Given request - Quote the records that follow in full, leaving the pictures out.

** Start of Data for this exercise **

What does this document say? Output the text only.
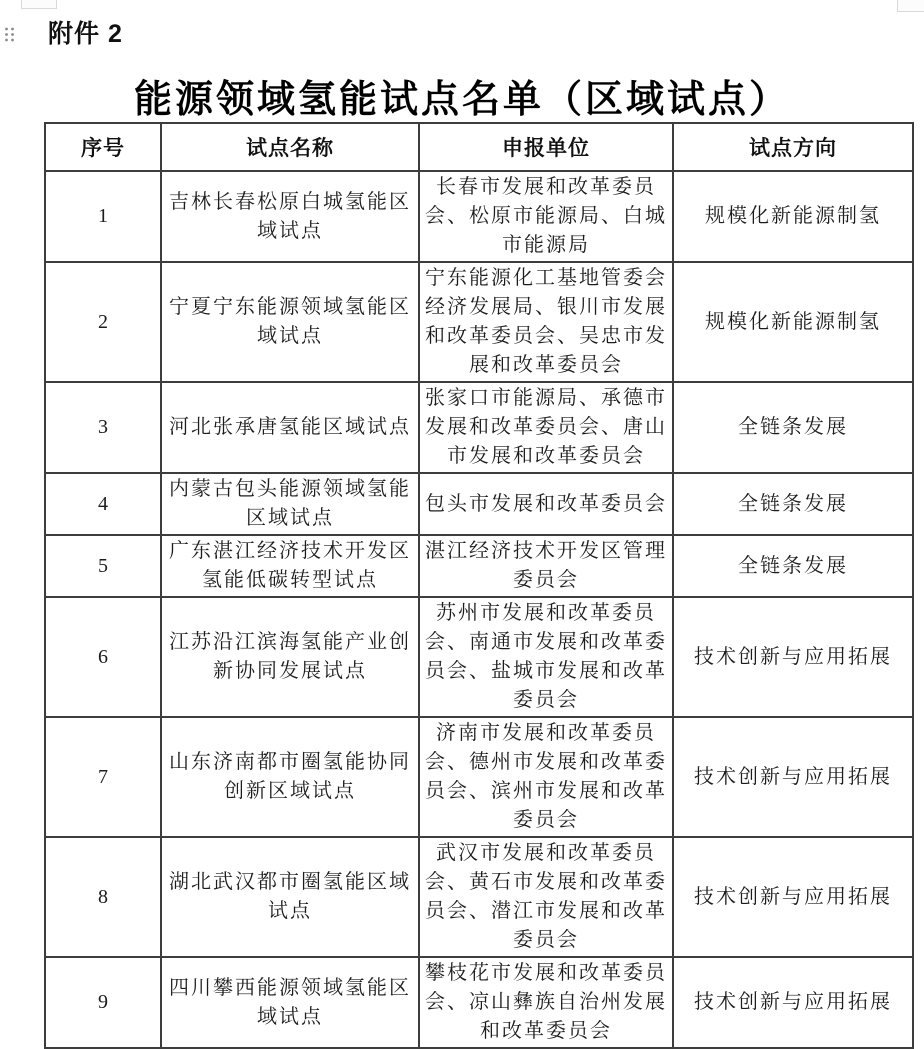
附件 2
能源领域氢能试点名单（区域试点）
序号	试点名称	申报单位	试点方向
1	吉林长春松原白城氢能区域试点	长春市发展和改革委员会、松原市能源局、白城市能源局	规模化新能源制氢
2	宁夏宁东能源领域氢能区域试点	宁东能源化工基地管委会经济发展局、银川市发展和改革委员会、吴忠市发展和改革委员会	规模化新能源制氢
3	河北张承唐氢能区域试点	张家口市能源局、承德市发展和改革委员会、唐山市发展和改革委员会	全链条发展
4	内蒙古包头能源领域氢能区域试点	包头市发展和改革委员会	全链条发展
5	广东湛江经济技术开发区氢能低碳转型试点	湛江经济技术开发区管理委员会	全链条发展
6	江苏沿江滨海氢能产业创新协同发展试点	苏州市发展和改革委员会、南通市发展和改革委员会、盐城市发展和改革委员会	技术创新与应用拓展
7	山东济南都市圈氢能协同创新区域试点	济南市发展和改革委员会、德州市发展和改革委员会、滨州市发展和改革委员会	技术创新与应用拓展
8	湖北武汉都市圈氢能区域试点	武汉市发展和改革委员会、黄石市发展和改革委员会、潜江市发展和改革委员会	技术创新与应用拓展
9	四川攀西能源领域氢能区域试点	攀枝花市发展和改革委员会、凉山彝族自治州发展和改革委员会	技术创新与应用拓展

** End of Data for this exercise **

Expected output -
What does this document say? Output the text only.
附件 2
能源领域氢能试点名单（区域试点）
序号	试点名称	申报单位	试点方向
1	吉林长春松原白城氢能区域试点	长春市发展和改革委员会、松原市能源局、白城市能源局	规模化新能源制氢
2	宁夏宁东能源领域氢能区域试点	宁东能源化工基地管委会经济发展局、银川市发展和改革委员会、吴忠市发展和改革委员会	规模化新能源制氢
3	河北张承唐氢能区域试点	张家口市能源局、承德市发展和改革委员会、唐山市发展和改革委员会	全链条发展
4	内蒙古包头能源领域氢能区域试点	包头市发展和改革委员会	全链条发展
5	广东湛江经济技术开发区氢能低碳转型试点	湛江经济技术开发区管理委员会	全链条发展
6	江苏沿江滨海氢能产业创新协同发展试点	苏州市发展和改革委员会、南通市发展和改革委员会、盐城市发展和改革委员会	技术创新与应用拓展
7	山东济南都市圈氢能协同创新区域试点	济南市发展和改革委员会、德州市发展和改革委员会、滨州市发展和改革委员会	技术创新与应用拓展
8	湖北武汉都市圈氢能区域试点	武汉市发展和改革委员会、黄石市发展和改革委员会、潜江市发展和改革委员会	技术创新与应用拓展
9	四川攀西能源领域氢能区域试点	攀枝花市发展和改革委员会、凉山彝族自治州发展和改革委员会	技术创新与应用拓展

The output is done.